*WHAT TO WORK ON*. Quote, without change, all of the lines that follow.

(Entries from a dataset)
******************************

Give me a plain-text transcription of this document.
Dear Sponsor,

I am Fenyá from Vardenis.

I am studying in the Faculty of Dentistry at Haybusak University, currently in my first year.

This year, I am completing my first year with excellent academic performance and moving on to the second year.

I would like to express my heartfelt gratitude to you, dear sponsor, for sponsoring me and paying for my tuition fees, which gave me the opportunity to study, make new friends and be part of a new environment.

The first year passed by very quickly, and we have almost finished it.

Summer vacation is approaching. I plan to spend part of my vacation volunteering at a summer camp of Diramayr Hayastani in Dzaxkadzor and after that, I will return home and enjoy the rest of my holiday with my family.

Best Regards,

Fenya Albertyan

******************************

*TASK ANSWER*.
Give me a plain-text transcription of this document.
Dear Sponsor,

I am Fenyá from Vardenis.

I am studying in the Faculty of Dentistry at Haybusak University, currently in my first year.

This year, I am completing my first year with excellent academic performance and moving on to the second year.

I would like to express my heartfelt gratitude to you, dear sponsor, for sponsoring me and paying for my tuition fees, which gave me the opportunity to study, make new friends and be part of a new environment.

The first year passed by very quickly, and we have almost finished it.

Summer vacation is approaching. I plan to spend part of my vacation volunteering at a summer camp of Diramayr Hayastani in Dzaxkadzor and after that, I will return home and enjoy the rest of my holiday with my family.

Best Regards,

Fenya Albertyan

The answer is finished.